-------- Excerpt provided --------

The county is named for its major creek, the first great golden stream of the Colorado gold rush. Two dozen mining camps sprouted along the creek and its tributaries during the 1860s, leaving Clear Creek rarely clear until mining played out in the early 1900s. Only Berthoud Falls, Dumont, Empire, Georgetown, Idaho Springs, Lawson, and Silver Plume survive in a county that once hosted two dozen mining towns.

A narrow-gauge railroad crawled up Clear Creek to service the mines and bring in tourists. Double- and triple-header steam trains climbed a steep terrain via engineering wonders such as the famous Georgetown Loop, which was abandoned in the 1930s when the WPA helped replace some of the railbed with the roadbed of U.S. 40. The handsome stone retaining walls and bridge abutments of the rail grade may have inspired the fine stonework on the rims and parapets of U.S. 40's many tunnels.

--------

* Short problem 1 *
Name every town that the passage on Clear Creek County says still survives.
* Short problem 2 *
Pick up the passage on Clear Creek County after its final sentence and carry it on for another paragraph.

-------- Data excerpt --------

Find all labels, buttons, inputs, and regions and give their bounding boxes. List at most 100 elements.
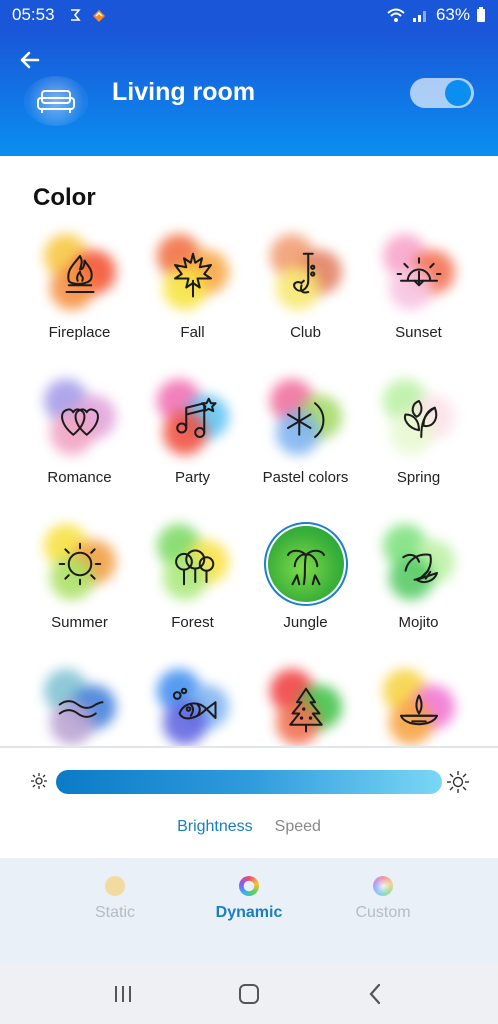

--------

* Exercise answer 1 *
Berthoud Falls, Dumont, Empire, Georgetown, Idaho Springs, Lawson, and Silver Plume.

* Exercise answer 2 *
Skiing at Berthoud Pass, Loveland Valley, and Loveland Basin areas has become the county's economic mainstay. Auto roads climb through mining-era ruins to the summits of Berthoud, Loveland, and Guanella passes; to St. Mary's Glacier; and to the summit of 14,264-foot Mt. Evans. Little new construction has taken place in a county where three-fourths of the land is in public ownership, including the Arapaho National Forest and the Mount Evans Wilderness Area. In 1984 the Colorado Historical Society restored the Georgetown Loop narrow-gauge train excursion between Georgetown and Silver Plume. Most of the I-70 traffic bypasses still slumbering towns such as Georgetown, Idaho Springs, and Silver Plume, which contain some of Colorado's oldest and best-preserved mining-era architecture. Georgetown, the Georgetown Loop Railroad and Lebanon Mine, and nearby Silver Plume make up a National Historic Landmark District.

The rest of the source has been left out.